- **Instruction**
Lay out every line of the material below as a Markdown table with the columns No. and Line, numbering each row and leaving out any blank lines.

(Stored items)
--- --- ---
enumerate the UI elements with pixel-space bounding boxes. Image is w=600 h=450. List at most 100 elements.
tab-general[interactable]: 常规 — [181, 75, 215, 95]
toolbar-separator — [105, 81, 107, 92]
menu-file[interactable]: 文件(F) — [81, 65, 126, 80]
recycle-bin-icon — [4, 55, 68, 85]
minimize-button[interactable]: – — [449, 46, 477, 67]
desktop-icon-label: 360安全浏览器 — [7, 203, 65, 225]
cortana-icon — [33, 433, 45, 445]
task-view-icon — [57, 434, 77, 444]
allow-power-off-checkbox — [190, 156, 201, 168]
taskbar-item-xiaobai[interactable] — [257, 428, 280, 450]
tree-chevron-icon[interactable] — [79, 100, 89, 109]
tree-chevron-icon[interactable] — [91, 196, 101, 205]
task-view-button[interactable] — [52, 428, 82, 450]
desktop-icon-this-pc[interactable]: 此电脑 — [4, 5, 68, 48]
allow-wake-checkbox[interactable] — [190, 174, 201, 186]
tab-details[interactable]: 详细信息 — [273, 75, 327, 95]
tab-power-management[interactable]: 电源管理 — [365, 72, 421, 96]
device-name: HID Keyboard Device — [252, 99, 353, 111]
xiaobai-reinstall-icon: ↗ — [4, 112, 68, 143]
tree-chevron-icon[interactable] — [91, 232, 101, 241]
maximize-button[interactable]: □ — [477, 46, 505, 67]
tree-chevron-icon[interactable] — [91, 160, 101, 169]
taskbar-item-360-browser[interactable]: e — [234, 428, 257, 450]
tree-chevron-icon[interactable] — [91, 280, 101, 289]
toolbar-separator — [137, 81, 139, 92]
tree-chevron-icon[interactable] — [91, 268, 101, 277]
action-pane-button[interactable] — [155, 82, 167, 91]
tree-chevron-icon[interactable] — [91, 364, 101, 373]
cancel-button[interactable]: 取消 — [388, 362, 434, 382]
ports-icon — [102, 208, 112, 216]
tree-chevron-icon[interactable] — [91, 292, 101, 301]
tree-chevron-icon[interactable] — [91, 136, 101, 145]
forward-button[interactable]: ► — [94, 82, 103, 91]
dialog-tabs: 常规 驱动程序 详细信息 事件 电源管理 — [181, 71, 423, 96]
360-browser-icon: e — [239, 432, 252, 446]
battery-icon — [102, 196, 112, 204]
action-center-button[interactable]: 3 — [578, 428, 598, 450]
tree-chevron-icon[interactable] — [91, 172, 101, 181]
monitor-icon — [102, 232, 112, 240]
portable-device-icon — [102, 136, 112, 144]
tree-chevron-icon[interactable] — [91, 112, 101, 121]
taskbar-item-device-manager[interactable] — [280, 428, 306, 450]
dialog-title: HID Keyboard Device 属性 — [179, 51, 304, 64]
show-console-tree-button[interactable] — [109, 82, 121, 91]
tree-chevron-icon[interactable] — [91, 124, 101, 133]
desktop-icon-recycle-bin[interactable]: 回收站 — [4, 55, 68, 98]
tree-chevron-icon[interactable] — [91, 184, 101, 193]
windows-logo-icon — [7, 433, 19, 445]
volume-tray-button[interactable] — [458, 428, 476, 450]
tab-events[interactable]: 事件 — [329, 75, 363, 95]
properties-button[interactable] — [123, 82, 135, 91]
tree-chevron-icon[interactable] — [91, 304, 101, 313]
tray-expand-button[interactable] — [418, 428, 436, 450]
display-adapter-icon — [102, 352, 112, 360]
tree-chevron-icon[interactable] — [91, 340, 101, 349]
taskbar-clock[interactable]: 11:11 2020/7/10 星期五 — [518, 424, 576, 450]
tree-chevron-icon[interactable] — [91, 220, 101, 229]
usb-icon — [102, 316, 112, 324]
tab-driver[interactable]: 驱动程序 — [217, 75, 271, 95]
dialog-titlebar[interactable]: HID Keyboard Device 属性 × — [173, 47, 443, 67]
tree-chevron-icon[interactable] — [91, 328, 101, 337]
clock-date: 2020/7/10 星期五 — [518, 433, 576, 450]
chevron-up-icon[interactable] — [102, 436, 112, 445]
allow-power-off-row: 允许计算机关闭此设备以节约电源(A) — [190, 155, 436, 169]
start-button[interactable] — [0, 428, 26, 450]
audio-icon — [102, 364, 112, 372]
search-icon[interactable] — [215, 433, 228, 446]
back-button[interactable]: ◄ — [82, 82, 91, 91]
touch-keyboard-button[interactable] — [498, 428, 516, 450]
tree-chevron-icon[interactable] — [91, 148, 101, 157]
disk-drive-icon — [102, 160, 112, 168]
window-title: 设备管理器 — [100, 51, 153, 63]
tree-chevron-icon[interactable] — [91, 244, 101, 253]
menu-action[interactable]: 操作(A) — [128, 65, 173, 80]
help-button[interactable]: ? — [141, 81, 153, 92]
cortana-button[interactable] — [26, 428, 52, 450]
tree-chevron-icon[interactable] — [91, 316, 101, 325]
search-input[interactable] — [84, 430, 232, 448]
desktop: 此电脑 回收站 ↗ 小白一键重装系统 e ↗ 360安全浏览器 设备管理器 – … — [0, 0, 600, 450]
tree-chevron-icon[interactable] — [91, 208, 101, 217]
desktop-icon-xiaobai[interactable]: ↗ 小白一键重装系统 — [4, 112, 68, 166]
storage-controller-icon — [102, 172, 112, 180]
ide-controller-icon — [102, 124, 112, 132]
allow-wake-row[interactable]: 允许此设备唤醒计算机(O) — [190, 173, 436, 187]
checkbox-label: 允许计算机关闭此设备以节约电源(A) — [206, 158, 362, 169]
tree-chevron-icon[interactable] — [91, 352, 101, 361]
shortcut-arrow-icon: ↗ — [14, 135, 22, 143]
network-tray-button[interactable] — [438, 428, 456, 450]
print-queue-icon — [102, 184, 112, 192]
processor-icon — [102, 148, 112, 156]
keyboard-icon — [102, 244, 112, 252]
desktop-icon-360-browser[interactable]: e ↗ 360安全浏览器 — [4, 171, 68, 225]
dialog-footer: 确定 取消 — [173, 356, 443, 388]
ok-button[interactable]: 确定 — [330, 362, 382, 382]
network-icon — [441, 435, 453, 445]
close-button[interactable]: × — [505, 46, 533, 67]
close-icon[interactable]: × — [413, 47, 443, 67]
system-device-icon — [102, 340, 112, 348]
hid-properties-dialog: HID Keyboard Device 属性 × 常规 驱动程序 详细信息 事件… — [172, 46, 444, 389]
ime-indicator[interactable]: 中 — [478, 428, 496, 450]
--- --- ---
- **Exercise answer**
| No. | Line |
|---|---|
| 1 | enumerate the UI elements with pixel-space bounding boxes. Image is w=600 h=450. List at most 100 elements. |
| 2 | tab-general[interactable]: 常规 — [181, 75, 215, 95] |
| 3 | toolbar-separator — [105, 81, 107, 92] |
| 4 | menu-file[interactable]: 文件(F) — [81, 65, 126, 80] |
| 5 | recycle-bin-icon — [4, 55, 68, 85] |
| 6 | minimize-button[interactable]: – — [449, 46, 477, 67] |
| 7 | desktop-icon-label: 360安全浏览器 — [7, 203, 65, 225] |
| 8 | cortana-icon — [33, 433, 45, 445] |
| 9 | task-view-icon — [57, 434, 77, 444] |
| 10 | allow-power-off-checkbox — [190, 156, 201, 168] |
| 11 | taskbar-item-xiaobai[interactable] — [257, 428, 280, 450] |
| 12 | tree-chevron-icon[interactable] — [79, 100, 89, 109] |
| 13 | tree-chevron-icon[interactable] — [91, 196, 101, 205] |
| 14 | task-view-button[interactable] — [52, 428, 82, 450] |
| 15 | desktop-icon-this-pc[interactable]: 此电脑 — [4, 5, 68, 48] |
| 16 | allow-wake-checkbox[interactable] — [190, 174, 201, 186] |
| 17 | tab-details[interactable]: 详细信息 — [273, 75, 327, 95] |
| 18 | tab-power-management[interactable]: 电源管理 — [365, 72, 421, 96] |
| 19 | device-name: HID Keyboard Device — [252, 99, 353, 111] |
| 20 | xiaobai-reinstall-icon: ↗ — [4, 112, 68, 143] |
| 21 | tree-chevron-icon[interactable] — [91, 232, 101, 241] |
| 22 | maximize-button[interactable]: □ — [477, 46, 505, 67] |
| 23 | tree-chevron-icon[interactable] — [91, 160, 101, 169] |
| 24 | taskbar-item-360-browser[interactable]: e — [234, 428, 257, 450] |
| 25 | tree-chevron-icon[interactable] — [91, 280, 101, 289] |
| 26 | toolbar-separator — [137, 81, 139, 92] |
| 27 | tree-chevron-icon[interactable] — [91, 268, 101, 277] |
| 28 | action-pane-button[interactable] — [155, 82, 167, 91] |
| 29 | tree-chevron-icon[interactable] — [91, 364, 101, 373] |
| 30 | cancel-button[interactable]: 取消 — [388, 362, 434, 382] |
| 31 | ports-icon — [102, 208, 112, 216] |
| 32 | tree-chevron-icon[interactable] — [91, 292, 101, 301] |
| 33 | tree-chevron-icon[interactable] — [91, 136, 101, 145] |
| 34 | forward-button[interactable]: ► — [94, 82, 103, 91] |
| 35 | dialog-tabs: 常规 驱动程序 详细信息 事件 电源管理 — [181, 71, 423, 96] |
| 36 | 360-browser-icon: e — [239, 432, 252, 446] |
| 37 | battery-icon — [102, 196, 112, 204] |
| 38 | action-center-button[interactable]: 3 — [578, 428, 598, 450] |
| 39 | tree-chevron-icon[interactable] — [91, 172, 101, 181] |
| 40 | monitor-icon — [102, 232, 112, 240] |
| 41 | portable-device-icon — [102, 136, 112, 144] |
| 42 | tree-chevron-icon[interactable] — [91, 112, 101, 121] |
| 43 | taskbar-item-device-manager[interactable] — [280, 428, 306, 450] |
| 44 | dialog-title: HID Keyboard Device 属性 — [179, 51, 304, 64] |
| 45 | show-console-tree-button[interactable] — [109, 82, 121, 91] |
| 46 | tree-chevron-icon[interactable] — [91, 124, 101, 133] |
| 47 | desktop-icon-recycle-bin[interactable]: 回收站 — [4, 55, 68, 98] |
| 48 | tree-chevron-icon[interactable] — [91, 184, 101, 193] |
| 49 | windows-logo-icon — [7, 433, 19, 445] |
| 50 | volume-tray-button[interactable] — [458, 428, 476, 450] |
| 51 | tab-events[interactable]: 事件 — [329, 75, 363, 95] |
| 52 | properties-button[interactable] — [123, 82, 135, 91] |
| 53 | tree-chevron-icon[interactable] — [91, 304, 101, 313] |
| 54 | tray-expand-button[interactable] — [418, 428, 436, 450] |
| 55 | display-adapter-icon — [102, 352, 112, 360] |
| 56 | tree-chevron-icon[interactable] — [91, 340, 101, 349] |
| 57 | taskbar-clock[interactable]: 11:11 2020/7/10 星期五 — [518, 424, 576, 450] |
| 58 | tree-chevron-icon[interactable] — [91, 220, 101, 229] |
| 59 | usb-icon — [102, 316, 112, 324] |
| 60 | tab-driver[interactable]: 驱动程序 — [217, 75, 271, 95] |
| 61 | dialog-titlebar[interactable]: HID Keyboard Device 属性 × — [173, 47, 443, 67] |
| 62 | tree-chevron-icon[interactable] — [91, 328, 101, 337] |
| 63 | clock-date: 2020/7/10 星期五 — [518, 433, 576, 450] |
| 64 | chevron-up-icon[interactable] — [102, 436, 112, 445] |
| 65 | allow-power-off-row: 允许计算机关闭此设备以节约电源(A) — [190, 155, 436, 169] |
| 66 | start-button[interactable] — [0, 428, 26, 450] |
| 67 | audio-icon — [102, 364, 112, 372] |
| 68 | search-icon[interactable] — [215, 433, 228, 446] |
| 69 | back-button[interactable]: ◄ — [82, 82, 91, 91] |
| 70 | touch-keyboard-button[interactable] — [498, 428, 516, 450] |
| 71 | tree-chevron-icon[interactable] — [91, 148, 101, 157] |
| 72 | disk-drive-icon — [102, 160, 112, 168] |
| 73 | window-title: 设备管理器 — [100, 51, 153, 63] |
| 74 | tree-chevron-icon[interactable] — [91, 244, 101, 253] |
| 75 | menu-action[interactable]: 操作(A) — [128, 65, 173, 80] |
| 76 | help-button[interactable]: ? — [141, 81, 153, 92] |
| 77 | cortana-button[interactable] — [26, 428, 52, 450] |
| 78 | tree-chevron-icon[interactable] — [91, 316, 101, 325] |
| 79 | search-input[interactable] — [84, 430, 232, 448] |
| 80 | desktop: 此电脑 回收站 ↗ 小白一键重装系统 e ↗ 360安全浏览器 设备管理器 – … — [0, 0, 600, 450] |
| 81 | tree-chevron-icon[interactable] — [91, 208, 101, 217] |
| 82 | desktop-icon-xiaobai[interactable]: ↗ 小白一键重装系统 — [4, 112, 68, 166] |
| 83 | storage-controller-icon — [102, 172, 112, 180] |
| 84 | ide-controller-icon — [102, 124, 112, 132] |
| 85 | allow-wake-row[interactable]: 允许此设备唤醒计算机(O) — [190, 173, 436, 187] |
| 86 | checkbox-label: 允许计算机关闭此设备以节约电源(A) — [206, 158, 362, 169] |
| 87 | tree-chevron-icon[interactable] — [91, 352, 101, 361] |
| 88 | shortcut-arrow-icon: ↗ — [14, 135, 22, 143] |
| 89 | network-tray-button[interactable] — [438, 428, 456, 450] |
| 90 | print-queue-icon — [102, 184, 112, 192] |
| 91 | processor-icon — [102, 148, 112, 156] |
| 92 | keyboard-icon — [102, 244, 112, 252] |
| 93 | desktop-icon-360-browser[interactable]: e ↗ 360安全浏览器 — [4, 171, 68, 225] |
| 94 | dialog-footer: 确定 取消 — [173, 356, 443, 388] |
| 95 | ok-button[interactable]: 确定 — [330, 362, 382, 382] |
| 96 | network-icon — [441, 435, 453, 445] |
| 97 | close-button[interactable]: × — [505, 46, 533, 67] |
| 98 | close-icon[interactable]: × — [413, 47, 443, 67] |
| 99 | system-device-icon — [102, 340, 112, 348] |
| 100 | hid-properties-dialog: HID Keyboard Device 属性 × 常规 驱动程序 详细信息 事件… — [172, 46, 444, 389] |
| 101 | ime-indicator[interactable]: 中 — [478, 428, 496, 450] |